Description of the task: Assemble all lines in which the string "Cost" appears.

#### Material shown

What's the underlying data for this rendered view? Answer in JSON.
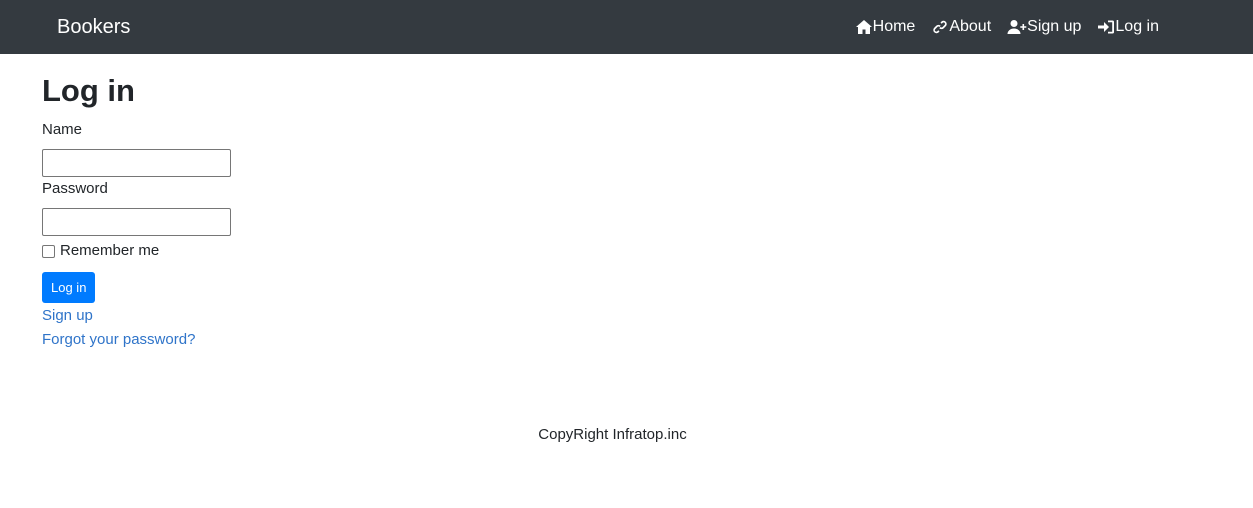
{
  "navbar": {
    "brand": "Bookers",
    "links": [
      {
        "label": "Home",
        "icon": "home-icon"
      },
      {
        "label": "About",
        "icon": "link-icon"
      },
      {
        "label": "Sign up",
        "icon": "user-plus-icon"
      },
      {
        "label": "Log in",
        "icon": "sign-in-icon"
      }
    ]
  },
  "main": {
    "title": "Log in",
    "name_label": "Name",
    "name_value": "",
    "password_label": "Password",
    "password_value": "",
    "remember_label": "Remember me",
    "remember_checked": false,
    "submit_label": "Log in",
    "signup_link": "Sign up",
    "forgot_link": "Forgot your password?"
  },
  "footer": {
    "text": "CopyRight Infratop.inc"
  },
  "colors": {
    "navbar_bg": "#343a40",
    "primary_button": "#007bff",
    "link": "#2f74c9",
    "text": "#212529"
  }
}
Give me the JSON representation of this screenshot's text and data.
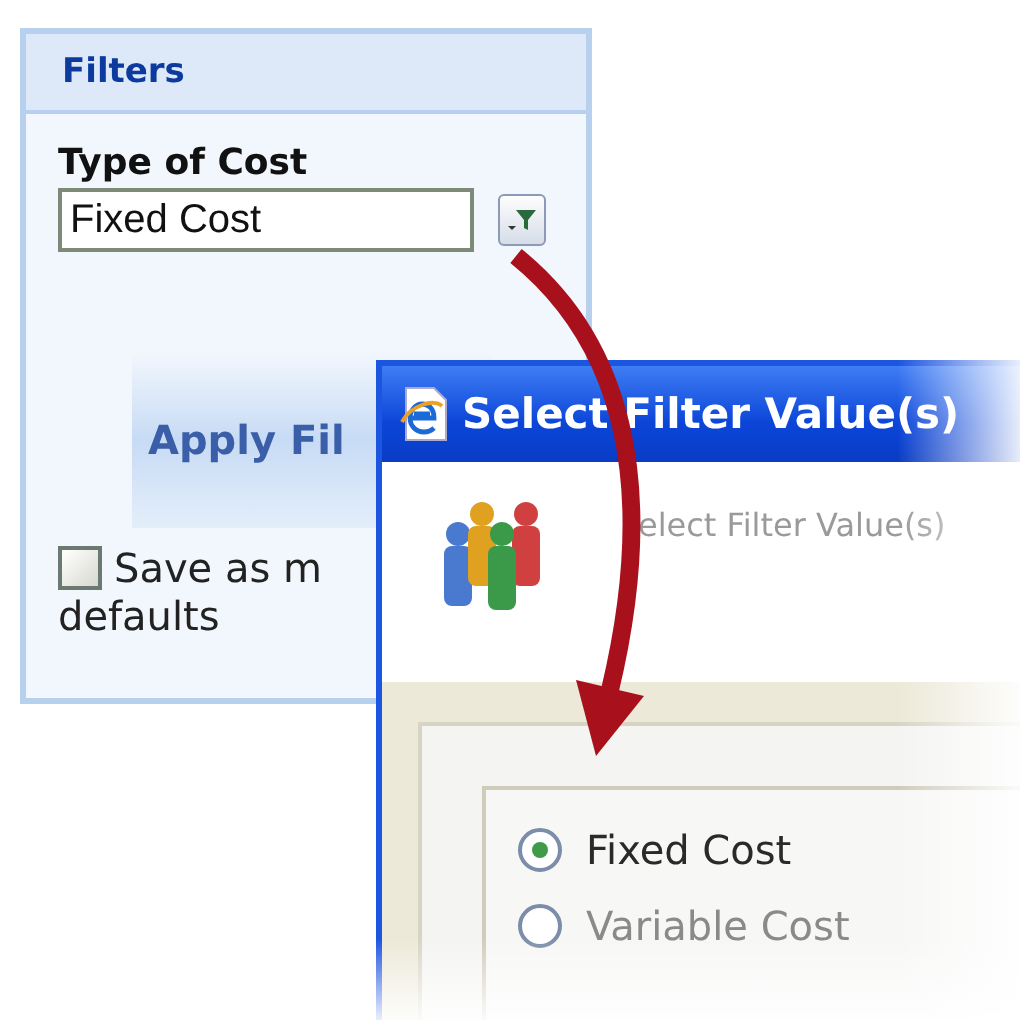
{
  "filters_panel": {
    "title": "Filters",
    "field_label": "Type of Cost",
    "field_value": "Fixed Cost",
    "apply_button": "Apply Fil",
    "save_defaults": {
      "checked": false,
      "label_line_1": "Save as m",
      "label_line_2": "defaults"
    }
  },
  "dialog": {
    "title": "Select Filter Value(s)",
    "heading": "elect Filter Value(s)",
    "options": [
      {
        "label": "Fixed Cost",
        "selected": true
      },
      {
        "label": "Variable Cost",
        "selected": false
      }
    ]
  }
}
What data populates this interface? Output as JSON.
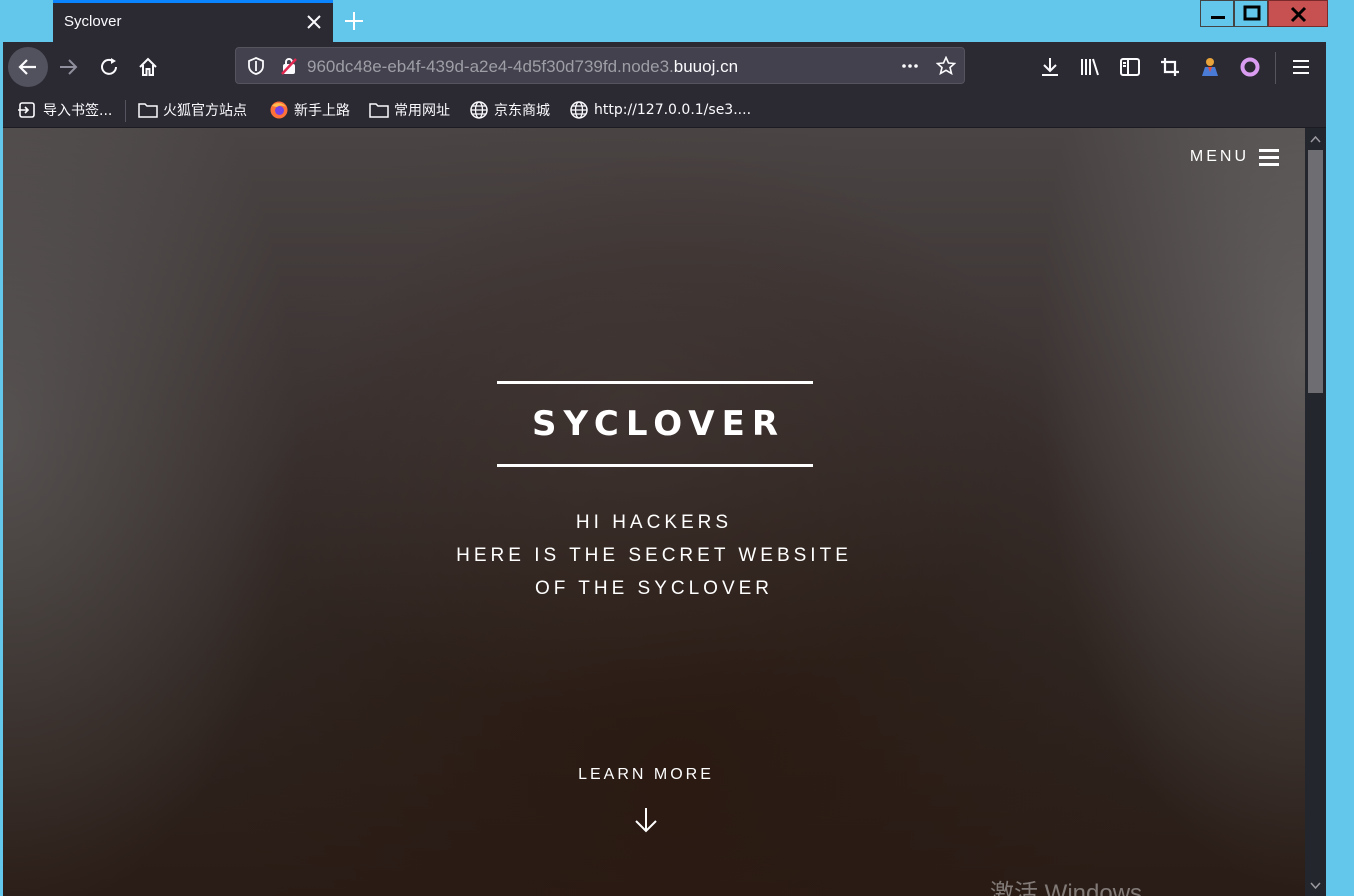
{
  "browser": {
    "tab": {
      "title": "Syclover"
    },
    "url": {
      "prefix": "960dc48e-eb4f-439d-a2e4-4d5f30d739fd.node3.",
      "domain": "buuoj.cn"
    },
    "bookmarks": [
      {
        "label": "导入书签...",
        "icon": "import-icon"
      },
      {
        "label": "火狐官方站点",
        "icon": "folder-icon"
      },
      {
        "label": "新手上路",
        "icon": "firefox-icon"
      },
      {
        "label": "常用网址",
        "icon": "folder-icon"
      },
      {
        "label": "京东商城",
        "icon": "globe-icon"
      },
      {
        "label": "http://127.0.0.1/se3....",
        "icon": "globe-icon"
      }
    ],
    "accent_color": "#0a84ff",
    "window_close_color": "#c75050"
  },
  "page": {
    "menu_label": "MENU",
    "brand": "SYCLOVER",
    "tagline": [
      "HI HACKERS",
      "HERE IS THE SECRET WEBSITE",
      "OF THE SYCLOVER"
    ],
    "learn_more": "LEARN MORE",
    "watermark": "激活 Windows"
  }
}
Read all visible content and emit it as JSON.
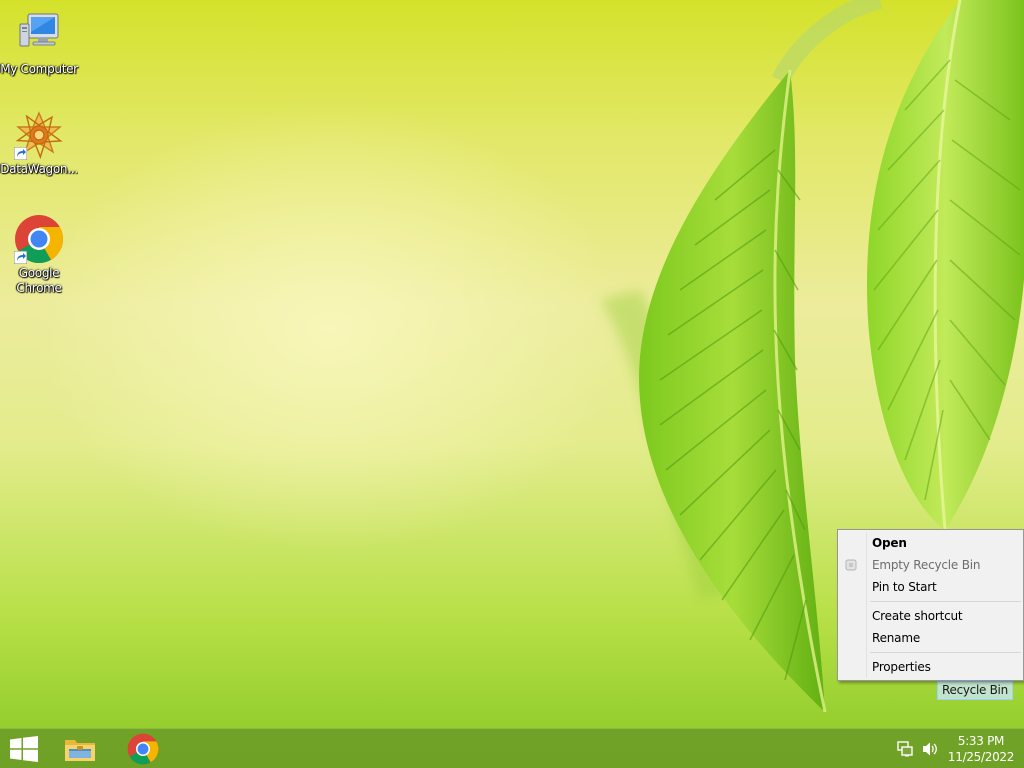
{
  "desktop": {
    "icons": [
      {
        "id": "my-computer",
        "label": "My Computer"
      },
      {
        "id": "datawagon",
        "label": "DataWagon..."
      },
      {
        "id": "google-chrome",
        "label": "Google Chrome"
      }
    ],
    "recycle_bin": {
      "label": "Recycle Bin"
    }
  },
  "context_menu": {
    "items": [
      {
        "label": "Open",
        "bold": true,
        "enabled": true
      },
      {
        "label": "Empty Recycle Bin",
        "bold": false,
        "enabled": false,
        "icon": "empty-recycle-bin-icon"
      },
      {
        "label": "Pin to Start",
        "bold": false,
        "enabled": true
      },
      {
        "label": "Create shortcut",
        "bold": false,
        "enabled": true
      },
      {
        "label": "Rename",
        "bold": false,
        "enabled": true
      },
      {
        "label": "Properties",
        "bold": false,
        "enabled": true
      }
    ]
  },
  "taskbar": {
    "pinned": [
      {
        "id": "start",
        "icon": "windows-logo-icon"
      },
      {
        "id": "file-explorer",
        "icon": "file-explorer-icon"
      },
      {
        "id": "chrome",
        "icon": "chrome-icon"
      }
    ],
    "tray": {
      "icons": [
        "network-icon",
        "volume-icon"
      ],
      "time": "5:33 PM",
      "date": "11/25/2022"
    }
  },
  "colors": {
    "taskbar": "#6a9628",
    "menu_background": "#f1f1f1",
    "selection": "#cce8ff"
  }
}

########

Exercise result:
    "field_label": "Type of Cost",
    "field_value": "Fixed Cost",
        "label": "Fixed Cost",
        "label": "Variable Cost",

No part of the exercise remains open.